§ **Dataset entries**
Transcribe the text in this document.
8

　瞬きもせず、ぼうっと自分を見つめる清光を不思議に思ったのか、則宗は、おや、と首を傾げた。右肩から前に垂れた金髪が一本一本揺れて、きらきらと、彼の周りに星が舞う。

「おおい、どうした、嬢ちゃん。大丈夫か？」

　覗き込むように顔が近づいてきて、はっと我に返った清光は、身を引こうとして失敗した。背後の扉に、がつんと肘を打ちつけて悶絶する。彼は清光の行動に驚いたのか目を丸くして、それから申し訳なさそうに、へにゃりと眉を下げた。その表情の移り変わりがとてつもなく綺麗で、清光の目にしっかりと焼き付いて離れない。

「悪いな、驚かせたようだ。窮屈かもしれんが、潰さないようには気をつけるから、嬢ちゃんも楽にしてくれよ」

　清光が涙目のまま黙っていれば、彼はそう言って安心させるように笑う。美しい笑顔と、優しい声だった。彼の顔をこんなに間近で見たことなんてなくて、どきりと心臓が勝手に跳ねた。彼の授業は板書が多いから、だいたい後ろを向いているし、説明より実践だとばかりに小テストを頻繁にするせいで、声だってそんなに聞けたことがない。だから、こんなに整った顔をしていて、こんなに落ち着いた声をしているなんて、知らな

§ **EXERCISE OBJECTIVE**
Every line above should be retyped exactly as given.

§ **RESPONSE TO THIS EXERCISE**
Transcribe the text in this document.
8

　瞬きもせず、ぼうっと自分を見つめる清光を不思議に思ったのか、則宗は、おや、と首を傾げた。右肩から前に垂れた金髪が一本一本揺れて、きらきらと、彼の周りに星が舞う。

「おおい、どうした、嬢ちゃん。大丈夫か？」

　覗き込むように顔が近づいてきて、はっと我に返った清光は、身を引こうとして失敗した。背後の扉に、がつんと肘を打ちつけて悶絶する。彼は清光の行動に驚いたのか目を丸くして、それから申し訳なさそうに、へにゃりと眉を下げた。その表情の移り変わりがとてつもなく綺麗で、清光の目にしっかりと焼き付いて離れない。

「悪いな、驚かせたようだ。窮屈かもしれんが、潰さないようには気をつけるから、嬢ちゃんも楽にしてくれよ」

　清光が涙目のまま黙っていれば、彼はそう言って安心させるように笑う。美しい笑顔と、優しい声だった。彼の顔をこんなに間近で見たことなんてなくて、どきりと心臓が勝手に跳ねた。彼の授業は板書が多いから、だいたい後ろを向いているし、説明より実践だとばかりに小テストを頻繁にするせいで、声だってそんなに聞けたことがない。だから、こんなに整った顔をしていて、こんなに落ち着いた声をしているなんて、知らな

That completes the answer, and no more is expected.